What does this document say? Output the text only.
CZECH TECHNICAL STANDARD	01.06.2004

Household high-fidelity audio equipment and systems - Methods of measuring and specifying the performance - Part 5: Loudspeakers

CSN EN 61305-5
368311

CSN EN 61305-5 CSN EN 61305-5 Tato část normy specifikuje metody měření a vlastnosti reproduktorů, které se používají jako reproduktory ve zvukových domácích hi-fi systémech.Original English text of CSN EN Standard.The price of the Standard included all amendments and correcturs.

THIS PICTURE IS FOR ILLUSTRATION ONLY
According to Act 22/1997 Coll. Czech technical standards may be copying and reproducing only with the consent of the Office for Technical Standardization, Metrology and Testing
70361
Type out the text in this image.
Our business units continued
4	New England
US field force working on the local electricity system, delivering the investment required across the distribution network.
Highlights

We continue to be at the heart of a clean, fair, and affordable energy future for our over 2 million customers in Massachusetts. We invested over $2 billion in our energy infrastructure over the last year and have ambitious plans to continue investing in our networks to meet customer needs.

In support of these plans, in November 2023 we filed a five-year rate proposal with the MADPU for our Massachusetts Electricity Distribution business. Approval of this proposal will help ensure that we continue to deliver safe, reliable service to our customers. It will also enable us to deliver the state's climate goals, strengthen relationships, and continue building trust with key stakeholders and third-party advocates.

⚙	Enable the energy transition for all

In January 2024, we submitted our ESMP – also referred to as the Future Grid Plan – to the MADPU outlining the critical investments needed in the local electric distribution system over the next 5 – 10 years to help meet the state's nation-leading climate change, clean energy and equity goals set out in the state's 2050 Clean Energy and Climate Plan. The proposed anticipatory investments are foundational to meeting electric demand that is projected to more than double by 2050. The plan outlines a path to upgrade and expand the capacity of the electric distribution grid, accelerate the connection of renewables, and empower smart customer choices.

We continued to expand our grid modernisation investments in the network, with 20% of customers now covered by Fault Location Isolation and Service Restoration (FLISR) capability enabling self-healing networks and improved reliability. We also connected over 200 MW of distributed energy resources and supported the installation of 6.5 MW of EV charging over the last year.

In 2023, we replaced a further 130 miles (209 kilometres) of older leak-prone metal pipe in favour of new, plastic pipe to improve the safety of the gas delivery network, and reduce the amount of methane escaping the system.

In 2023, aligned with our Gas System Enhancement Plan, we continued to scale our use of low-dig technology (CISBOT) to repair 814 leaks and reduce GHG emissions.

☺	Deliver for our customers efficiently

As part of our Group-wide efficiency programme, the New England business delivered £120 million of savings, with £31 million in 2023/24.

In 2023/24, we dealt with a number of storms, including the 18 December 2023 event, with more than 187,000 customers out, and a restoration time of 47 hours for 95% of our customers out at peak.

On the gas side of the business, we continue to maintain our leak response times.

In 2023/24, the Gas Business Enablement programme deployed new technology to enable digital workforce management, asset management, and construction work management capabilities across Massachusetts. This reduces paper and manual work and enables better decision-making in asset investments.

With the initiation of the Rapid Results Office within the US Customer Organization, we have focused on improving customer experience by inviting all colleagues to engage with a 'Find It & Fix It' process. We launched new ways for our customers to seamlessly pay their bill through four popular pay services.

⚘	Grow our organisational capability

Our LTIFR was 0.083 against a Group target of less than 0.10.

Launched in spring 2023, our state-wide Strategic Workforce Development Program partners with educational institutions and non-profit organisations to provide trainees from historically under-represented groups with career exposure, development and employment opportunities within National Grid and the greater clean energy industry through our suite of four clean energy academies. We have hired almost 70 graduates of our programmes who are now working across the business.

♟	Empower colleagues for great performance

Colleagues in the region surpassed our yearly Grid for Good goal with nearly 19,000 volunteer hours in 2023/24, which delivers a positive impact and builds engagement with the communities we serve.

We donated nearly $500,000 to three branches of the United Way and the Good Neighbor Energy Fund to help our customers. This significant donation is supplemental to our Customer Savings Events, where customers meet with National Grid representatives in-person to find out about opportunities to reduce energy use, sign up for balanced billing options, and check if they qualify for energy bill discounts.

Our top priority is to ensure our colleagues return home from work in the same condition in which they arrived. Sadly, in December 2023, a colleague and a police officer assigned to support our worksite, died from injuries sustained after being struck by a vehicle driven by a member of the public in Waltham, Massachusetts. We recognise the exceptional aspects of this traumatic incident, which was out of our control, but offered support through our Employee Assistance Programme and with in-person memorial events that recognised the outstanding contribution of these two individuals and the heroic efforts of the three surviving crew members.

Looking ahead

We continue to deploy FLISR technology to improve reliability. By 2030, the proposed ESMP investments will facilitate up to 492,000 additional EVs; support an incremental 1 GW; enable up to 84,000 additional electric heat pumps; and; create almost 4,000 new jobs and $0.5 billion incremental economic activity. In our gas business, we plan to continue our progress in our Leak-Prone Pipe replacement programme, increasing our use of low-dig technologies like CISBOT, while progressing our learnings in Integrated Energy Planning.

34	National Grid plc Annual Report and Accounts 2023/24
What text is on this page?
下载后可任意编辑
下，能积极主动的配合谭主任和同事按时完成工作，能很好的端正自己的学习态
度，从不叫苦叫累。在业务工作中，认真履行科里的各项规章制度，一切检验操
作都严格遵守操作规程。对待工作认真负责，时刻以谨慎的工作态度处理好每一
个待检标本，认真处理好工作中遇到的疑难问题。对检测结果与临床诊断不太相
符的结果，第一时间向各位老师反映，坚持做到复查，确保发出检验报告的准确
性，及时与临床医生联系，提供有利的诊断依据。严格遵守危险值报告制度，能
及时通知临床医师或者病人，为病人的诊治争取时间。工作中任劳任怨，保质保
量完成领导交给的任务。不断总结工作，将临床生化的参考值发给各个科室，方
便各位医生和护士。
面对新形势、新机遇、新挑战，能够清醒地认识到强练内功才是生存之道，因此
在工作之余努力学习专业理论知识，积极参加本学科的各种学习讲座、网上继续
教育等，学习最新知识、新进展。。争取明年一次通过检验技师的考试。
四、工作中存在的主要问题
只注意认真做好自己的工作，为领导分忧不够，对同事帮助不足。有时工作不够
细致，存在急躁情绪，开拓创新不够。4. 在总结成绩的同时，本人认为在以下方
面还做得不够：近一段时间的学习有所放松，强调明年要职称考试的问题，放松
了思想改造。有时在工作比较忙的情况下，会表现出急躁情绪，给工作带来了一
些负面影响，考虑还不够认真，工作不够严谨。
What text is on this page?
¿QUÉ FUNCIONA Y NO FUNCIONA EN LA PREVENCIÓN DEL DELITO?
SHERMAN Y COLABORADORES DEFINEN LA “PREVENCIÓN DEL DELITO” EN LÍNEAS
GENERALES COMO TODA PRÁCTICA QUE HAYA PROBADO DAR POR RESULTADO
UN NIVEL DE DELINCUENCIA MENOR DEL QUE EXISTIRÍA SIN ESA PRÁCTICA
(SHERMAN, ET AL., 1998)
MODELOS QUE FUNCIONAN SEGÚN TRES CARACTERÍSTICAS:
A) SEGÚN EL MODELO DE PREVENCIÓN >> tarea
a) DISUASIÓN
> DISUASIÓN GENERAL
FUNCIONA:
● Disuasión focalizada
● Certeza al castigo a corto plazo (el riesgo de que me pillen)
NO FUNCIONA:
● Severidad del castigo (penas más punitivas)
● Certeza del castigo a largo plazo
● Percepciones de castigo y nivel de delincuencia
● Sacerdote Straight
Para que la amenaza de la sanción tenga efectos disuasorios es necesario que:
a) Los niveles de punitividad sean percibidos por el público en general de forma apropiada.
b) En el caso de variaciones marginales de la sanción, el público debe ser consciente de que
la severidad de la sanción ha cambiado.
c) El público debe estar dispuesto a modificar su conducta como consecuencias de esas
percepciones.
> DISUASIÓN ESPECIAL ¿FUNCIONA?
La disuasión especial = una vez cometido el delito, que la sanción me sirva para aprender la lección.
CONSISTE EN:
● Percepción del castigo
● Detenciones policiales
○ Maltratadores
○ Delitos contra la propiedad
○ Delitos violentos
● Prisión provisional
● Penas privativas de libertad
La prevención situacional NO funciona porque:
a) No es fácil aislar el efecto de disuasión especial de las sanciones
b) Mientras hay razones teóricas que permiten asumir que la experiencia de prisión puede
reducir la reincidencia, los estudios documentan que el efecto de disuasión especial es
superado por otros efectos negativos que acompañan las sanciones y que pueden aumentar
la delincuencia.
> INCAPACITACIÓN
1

#####

● What needs to be done
Pull every line containing the word "million" out of the entries above.

● Written solution
We continue to be at the heart of a clean, fair, and affordable energy future for our over 2 million customers in Massachusetts. We invested over $2 billion in our energy infrastructure over the last year and have ambitious plans to continue investing in our networks to meet customer needs.
As part of our Group-wide efficiency programme, the New England business delivered £120 million of savings, with £31 million in 2023/24.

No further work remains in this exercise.